**Stored records:**
>> Start

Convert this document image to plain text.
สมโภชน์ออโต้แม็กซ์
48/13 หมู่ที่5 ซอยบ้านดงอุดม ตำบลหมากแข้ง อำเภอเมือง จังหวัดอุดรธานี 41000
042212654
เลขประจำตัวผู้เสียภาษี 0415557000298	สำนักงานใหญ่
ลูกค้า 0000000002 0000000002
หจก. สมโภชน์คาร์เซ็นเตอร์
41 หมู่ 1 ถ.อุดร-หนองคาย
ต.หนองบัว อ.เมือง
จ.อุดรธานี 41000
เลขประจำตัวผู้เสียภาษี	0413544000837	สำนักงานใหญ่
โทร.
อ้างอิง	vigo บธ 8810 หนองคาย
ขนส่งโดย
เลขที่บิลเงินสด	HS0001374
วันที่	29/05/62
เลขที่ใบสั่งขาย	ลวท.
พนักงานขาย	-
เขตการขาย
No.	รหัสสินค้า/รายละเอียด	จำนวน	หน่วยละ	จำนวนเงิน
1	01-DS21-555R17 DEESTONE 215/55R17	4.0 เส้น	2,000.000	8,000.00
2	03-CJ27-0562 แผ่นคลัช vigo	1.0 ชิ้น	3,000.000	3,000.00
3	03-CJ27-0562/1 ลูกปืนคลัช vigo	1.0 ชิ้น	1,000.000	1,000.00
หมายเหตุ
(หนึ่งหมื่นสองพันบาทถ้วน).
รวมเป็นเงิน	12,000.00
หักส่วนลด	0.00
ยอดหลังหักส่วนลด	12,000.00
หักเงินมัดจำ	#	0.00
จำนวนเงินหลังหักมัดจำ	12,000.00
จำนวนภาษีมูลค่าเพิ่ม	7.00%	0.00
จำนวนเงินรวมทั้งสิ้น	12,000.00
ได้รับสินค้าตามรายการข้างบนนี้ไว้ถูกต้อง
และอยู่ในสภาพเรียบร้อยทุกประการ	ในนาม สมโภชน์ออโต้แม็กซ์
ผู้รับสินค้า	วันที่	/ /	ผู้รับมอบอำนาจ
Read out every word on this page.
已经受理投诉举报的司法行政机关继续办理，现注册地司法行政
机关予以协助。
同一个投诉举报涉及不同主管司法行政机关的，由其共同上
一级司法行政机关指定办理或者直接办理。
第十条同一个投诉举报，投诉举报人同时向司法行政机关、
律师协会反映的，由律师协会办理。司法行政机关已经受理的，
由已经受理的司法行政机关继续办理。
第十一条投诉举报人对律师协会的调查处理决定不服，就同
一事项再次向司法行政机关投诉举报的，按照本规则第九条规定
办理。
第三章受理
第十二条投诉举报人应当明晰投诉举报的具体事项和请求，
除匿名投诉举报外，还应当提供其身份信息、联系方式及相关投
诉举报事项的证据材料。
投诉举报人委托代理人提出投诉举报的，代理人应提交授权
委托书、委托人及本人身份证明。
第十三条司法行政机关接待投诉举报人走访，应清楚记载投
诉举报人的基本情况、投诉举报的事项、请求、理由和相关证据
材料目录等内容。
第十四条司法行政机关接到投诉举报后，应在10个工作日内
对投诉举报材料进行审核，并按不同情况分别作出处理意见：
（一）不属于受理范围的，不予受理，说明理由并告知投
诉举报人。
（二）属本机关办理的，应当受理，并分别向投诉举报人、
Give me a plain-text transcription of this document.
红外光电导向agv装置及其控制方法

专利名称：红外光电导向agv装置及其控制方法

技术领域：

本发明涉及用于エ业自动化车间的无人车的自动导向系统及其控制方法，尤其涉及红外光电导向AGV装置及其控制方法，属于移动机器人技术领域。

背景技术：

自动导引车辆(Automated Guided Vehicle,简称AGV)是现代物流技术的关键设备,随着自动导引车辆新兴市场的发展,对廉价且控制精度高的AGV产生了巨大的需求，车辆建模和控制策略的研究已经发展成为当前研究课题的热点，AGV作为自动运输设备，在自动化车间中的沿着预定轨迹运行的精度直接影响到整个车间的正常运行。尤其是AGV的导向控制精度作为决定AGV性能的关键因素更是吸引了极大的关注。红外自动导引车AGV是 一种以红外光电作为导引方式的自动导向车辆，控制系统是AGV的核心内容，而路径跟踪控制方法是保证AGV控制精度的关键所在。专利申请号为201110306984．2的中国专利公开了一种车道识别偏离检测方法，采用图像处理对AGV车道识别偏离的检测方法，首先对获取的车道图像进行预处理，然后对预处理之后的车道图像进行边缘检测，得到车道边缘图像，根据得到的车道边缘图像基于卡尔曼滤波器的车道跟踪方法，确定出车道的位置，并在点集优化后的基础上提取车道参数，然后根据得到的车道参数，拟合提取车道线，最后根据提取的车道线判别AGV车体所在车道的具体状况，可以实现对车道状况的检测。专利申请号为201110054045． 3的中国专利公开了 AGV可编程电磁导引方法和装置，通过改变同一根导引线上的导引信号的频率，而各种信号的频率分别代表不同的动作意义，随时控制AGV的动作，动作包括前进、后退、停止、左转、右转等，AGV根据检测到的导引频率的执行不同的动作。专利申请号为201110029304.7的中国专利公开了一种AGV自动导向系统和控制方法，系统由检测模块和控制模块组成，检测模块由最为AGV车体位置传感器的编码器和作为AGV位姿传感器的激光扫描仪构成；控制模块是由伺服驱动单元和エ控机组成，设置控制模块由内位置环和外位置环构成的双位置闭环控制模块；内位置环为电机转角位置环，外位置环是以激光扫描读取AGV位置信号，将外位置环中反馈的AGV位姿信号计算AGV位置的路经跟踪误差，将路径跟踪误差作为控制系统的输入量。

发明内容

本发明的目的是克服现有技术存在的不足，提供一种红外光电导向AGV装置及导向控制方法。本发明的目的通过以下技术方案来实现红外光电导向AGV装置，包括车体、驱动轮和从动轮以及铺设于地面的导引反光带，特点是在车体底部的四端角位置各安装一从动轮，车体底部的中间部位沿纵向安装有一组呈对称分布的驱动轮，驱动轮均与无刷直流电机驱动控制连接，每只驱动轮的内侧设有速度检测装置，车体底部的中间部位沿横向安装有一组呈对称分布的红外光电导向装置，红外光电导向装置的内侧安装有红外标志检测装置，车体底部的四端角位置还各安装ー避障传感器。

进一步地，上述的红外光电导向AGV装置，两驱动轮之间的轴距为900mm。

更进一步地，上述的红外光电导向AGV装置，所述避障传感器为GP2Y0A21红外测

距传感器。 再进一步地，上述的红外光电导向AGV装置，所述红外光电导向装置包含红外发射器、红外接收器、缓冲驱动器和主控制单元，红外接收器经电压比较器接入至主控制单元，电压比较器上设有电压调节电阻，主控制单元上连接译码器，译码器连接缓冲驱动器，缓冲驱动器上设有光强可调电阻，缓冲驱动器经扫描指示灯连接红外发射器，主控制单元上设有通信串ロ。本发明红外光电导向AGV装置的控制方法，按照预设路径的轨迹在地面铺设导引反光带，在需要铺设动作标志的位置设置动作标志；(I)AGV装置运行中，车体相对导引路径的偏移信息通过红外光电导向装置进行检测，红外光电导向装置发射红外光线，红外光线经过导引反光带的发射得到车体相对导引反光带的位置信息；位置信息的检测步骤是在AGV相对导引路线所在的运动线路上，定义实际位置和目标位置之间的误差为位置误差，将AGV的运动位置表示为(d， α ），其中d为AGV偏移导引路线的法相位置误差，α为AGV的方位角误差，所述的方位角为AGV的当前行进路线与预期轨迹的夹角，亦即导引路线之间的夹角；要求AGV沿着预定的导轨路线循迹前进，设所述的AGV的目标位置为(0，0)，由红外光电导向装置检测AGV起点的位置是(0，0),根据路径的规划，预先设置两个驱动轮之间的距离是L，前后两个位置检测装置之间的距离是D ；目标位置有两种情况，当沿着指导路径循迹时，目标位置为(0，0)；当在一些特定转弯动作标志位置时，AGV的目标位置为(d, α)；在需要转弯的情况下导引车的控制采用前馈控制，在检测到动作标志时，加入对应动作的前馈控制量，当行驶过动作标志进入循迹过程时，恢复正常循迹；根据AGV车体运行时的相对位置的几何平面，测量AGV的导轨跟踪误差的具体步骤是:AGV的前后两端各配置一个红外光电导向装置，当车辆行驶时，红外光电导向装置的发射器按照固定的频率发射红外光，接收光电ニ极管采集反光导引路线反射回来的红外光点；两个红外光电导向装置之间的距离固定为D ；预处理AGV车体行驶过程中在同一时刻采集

>> End

**The request:** Identify each line in the records above that contains the word "เลขท", and copy it out in full.

**Answer below:**
เลขที่บิลเงินสด	HS0001374
เลขที่ใบสั่งขาย	ลวท.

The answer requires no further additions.